### [What the task asks]
Check each line of the records for "name"; collect those that have it.

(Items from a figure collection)
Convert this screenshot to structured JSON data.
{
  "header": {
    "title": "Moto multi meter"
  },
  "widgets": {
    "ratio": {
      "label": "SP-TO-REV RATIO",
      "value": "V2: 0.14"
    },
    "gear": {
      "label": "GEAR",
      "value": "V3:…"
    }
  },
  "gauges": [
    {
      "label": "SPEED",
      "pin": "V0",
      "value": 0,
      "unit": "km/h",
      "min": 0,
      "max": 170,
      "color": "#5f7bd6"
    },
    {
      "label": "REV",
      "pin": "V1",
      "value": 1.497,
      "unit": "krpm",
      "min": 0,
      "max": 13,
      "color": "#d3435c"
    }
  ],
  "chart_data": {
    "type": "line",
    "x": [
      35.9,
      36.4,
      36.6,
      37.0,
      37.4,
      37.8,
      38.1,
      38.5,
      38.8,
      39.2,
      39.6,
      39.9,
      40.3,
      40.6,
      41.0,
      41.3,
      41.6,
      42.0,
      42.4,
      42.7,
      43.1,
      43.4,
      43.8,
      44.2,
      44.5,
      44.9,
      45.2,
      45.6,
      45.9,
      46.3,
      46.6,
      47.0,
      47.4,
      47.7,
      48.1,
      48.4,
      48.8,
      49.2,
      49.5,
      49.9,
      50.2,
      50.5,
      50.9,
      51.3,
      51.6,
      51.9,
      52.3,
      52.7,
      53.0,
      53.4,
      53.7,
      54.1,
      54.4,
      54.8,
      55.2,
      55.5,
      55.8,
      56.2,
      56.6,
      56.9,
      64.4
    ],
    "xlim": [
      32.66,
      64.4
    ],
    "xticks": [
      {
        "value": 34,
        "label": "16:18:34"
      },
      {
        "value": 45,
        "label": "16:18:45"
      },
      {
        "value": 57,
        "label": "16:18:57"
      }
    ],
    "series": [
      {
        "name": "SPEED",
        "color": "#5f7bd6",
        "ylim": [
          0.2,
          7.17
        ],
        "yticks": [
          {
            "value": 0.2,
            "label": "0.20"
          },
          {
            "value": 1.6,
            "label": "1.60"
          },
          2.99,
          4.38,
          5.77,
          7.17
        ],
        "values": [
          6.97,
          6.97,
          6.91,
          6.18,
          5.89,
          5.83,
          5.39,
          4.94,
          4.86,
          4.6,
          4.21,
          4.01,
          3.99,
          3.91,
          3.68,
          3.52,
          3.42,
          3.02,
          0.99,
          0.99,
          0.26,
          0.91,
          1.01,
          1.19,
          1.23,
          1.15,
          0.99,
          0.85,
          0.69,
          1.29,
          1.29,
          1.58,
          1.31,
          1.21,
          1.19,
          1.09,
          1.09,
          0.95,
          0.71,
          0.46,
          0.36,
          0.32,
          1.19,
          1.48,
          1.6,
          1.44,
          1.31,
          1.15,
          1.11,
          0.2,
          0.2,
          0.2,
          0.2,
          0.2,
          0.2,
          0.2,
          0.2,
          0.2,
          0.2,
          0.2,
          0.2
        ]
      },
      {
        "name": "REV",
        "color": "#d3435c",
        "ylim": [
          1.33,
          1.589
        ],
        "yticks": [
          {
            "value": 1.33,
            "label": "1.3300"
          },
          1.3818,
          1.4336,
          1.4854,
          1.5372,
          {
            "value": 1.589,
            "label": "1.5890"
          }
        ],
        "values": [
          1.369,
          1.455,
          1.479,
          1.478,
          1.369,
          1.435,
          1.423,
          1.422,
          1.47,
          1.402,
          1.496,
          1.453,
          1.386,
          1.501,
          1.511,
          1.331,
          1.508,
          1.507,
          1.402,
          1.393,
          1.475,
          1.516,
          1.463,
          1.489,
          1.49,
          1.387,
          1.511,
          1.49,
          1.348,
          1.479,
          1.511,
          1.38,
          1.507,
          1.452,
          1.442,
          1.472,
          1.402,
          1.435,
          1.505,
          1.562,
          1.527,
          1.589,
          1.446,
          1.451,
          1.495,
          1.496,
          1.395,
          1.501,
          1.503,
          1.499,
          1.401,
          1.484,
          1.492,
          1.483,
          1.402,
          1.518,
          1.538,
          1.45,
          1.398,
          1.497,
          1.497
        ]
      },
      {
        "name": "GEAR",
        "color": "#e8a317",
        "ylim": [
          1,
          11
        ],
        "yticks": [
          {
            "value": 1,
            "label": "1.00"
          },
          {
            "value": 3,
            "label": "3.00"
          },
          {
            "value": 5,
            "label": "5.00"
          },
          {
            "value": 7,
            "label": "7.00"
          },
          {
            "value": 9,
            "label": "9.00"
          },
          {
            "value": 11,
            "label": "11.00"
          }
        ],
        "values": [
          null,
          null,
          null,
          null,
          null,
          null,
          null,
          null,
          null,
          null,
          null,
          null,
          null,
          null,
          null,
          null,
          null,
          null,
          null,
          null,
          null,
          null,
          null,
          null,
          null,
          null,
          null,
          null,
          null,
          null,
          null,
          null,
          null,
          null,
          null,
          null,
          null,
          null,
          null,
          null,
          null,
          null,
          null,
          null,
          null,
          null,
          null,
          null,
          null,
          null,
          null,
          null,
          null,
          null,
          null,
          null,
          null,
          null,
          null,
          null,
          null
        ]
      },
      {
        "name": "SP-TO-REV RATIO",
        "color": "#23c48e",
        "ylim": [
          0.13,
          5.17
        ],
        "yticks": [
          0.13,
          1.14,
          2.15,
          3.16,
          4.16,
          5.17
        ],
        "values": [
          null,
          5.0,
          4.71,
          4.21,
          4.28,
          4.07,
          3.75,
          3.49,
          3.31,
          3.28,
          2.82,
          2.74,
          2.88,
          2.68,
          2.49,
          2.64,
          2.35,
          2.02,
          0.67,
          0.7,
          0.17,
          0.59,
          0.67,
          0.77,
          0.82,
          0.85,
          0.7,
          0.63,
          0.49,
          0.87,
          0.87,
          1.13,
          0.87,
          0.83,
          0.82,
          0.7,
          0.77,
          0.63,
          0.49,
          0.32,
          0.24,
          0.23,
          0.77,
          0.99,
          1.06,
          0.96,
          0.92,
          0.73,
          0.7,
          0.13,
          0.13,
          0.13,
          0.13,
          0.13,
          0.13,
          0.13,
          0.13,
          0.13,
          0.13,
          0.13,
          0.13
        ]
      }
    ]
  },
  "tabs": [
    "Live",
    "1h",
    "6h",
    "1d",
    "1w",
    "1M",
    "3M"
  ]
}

### [The completed task]
        "name": "SPEED",
        "name": "REV",
        "name": "GEAR",
        "name": "SP-TO-REV RATIO",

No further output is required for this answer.